Start of Given records
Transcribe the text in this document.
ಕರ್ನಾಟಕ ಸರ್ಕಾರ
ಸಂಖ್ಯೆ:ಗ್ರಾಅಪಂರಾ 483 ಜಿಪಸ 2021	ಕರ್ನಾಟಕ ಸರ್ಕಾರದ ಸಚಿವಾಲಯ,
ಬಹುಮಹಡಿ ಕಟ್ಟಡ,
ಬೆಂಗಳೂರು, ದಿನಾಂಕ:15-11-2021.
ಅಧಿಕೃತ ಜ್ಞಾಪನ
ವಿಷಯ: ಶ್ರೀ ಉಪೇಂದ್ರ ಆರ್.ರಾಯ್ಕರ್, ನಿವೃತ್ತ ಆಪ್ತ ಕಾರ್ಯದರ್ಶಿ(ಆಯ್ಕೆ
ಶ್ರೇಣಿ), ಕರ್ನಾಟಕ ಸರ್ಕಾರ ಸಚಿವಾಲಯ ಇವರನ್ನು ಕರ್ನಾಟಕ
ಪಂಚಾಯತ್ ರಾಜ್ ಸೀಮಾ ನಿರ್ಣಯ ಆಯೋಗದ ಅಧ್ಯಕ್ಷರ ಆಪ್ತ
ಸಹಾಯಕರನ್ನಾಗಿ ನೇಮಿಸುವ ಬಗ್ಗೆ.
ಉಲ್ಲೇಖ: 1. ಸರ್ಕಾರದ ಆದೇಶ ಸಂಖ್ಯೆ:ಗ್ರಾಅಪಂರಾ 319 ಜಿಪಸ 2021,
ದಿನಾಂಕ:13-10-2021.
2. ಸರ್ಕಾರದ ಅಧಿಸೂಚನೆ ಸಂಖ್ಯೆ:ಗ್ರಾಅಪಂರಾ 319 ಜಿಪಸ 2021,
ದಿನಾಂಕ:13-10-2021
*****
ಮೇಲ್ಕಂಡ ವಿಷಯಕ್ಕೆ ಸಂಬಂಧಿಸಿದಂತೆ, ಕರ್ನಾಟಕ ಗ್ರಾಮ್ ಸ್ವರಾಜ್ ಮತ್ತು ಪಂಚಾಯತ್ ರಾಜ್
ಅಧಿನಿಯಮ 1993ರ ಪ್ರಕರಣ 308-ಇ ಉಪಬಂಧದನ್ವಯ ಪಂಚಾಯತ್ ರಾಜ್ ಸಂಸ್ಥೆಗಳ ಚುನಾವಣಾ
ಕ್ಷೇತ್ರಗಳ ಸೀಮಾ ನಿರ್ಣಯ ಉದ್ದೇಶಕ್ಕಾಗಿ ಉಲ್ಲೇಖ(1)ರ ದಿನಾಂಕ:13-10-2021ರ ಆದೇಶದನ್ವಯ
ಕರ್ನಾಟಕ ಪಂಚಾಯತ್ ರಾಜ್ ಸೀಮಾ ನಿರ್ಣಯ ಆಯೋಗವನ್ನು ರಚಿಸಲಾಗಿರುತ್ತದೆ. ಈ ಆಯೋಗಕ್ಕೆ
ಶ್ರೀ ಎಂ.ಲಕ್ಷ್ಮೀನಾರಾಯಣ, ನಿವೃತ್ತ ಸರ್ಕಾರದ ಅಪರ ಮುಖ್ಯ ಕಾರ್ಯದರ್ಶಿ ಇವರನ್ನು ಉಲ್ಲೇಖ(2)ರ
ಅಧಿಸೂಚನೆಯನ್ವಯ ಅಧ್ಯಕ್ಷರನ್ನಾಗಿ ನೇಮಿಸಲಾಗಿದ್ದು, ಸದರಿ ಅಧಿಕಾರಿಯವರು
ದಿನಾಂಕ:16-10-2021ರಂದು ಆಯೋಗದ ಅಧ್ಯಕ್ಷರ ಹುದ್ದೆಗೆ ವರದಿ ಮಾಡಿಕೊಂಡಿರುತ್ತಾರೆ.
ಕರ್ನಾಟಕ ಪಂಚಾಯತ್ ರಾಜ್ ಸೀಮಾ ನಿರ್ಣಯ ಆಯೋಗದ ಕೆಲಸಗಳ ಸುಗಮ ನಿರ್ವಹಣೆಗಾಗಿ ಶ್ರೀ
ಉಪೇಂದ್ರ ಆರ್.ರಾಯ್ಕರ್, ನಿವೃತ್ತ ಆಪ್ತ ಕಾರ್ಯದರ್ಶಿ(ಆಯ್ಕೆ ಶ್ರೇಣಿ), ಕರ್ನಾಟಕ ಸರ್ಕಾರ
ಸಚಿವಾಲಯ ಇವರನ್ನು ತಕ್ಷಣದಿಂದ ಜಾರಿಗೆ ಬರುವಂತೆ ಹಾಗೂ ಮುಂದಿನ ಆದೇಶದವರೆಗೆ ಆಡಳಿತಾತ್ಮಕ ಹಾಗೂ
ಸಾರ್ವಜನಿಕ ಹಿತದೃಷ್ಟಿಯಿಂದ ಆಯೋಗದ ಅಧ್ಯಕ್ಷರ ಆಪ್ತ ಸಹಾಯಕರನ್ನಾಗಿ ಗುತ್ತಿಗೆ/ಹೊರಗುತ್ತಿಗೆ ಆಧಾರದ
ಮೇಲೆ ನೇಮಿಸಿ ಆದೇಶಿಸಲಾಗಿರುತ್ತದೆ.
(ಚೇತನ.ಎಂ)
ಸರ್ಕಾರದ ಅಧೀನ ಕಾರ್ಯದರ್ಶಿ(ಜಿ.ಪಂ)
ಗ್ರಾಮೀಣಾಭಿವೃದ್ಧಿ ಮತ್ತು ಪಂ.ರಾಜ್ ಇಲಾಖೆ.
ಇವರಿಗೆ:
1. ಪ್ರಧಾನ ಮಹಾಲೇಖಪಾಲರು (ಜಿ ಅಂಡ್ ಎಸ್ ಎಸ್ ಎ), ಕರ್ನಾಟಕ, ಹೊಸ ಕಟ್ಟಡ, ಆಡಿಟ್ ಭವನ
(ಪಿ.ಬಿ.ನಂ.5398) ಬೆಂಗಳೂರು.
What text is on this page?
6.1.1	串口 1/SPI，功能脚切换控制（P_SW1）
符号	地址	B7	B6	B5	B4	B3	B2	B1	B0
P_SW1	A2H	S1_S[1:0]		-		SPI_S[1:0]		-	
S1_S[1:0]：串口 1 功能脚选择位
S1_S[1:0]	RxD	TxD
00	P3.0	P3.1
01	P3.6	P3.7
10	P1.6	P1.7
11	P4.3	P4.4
End of Given records
— Set task —
Check each line of the records above for "text", and copy those that have it.

— Written response —
Transcribe the text in this document.
What text is on this page?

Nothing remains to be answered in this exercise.